*AIM OF THE TASK*. Quote the whole listing word for word, please.

— BEGIN INPUT MATERIAL —

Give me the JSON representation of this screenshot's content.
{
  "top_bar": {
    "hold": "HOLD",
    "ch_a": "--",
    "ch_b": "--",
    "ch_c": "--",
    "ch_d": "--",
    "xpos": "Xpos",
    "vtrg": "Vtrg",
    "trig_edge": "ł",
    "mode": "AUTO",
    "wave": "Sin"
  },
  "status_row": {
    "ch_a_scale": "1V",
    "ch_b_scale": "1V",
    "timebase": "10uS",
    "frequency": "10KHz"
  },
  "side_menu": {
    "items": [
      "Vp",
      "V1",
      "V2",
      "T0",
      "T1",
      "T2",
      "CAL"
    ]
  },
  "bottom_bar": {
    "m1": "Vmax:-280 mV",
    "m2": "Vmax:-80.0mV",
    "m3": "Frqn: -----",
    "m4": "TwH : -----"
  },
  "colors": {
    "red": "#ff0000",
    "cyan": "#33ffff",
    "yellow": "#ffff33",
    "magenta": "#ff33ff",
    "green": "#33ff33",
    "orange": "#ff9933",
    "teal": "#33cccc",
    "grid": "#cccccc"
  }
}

— END INPUT MATERIAL —

*COMPLETED EXERCISE*.
Give me the JSON representation of this screenshot's content.
{
  "top_bar": {
    "hold": "HOLD",
    "ch_a": "--",
    "ch_b": "--",
    "ch_c": "--",
    "ch_d": "--",
    "xpos": "Xpos",
    "vtrg": "Vtrg",
    "trig_edge": "ł",
    "mode": "AUTO",
    "wave": "Sin"
  },
  "status_row": {
    "ch_a_scale": "1V",
    "ch_b_scale": "1V",
    "timebase": "10uS",
    "frequency": "10KHz"
  },
  "side_menu": {
    "items": [
      "Vp",
      "V1",
      "V2",
      "T0",
      "T1",
      "T2",
      "CAL"
    ]
  },
  "bottom_bar": {
    "m1": "Vmax:-280 mV",
    "m2": "Vmax:-80.0mV",
    "m3": "Frqn: -----",
    "m4": "TwH : -----"
  },
  "colors": {
    "red": "#ff0000",
    "cyan": "#33ffff",
    "yellow": "#ffff33",
    "magenta": "#ff33ff",
    "green": "#33ff33",
    "orange": "#ff9933",
    "teal": "#33cccc",
    "grid": "#cccccc"
  }
}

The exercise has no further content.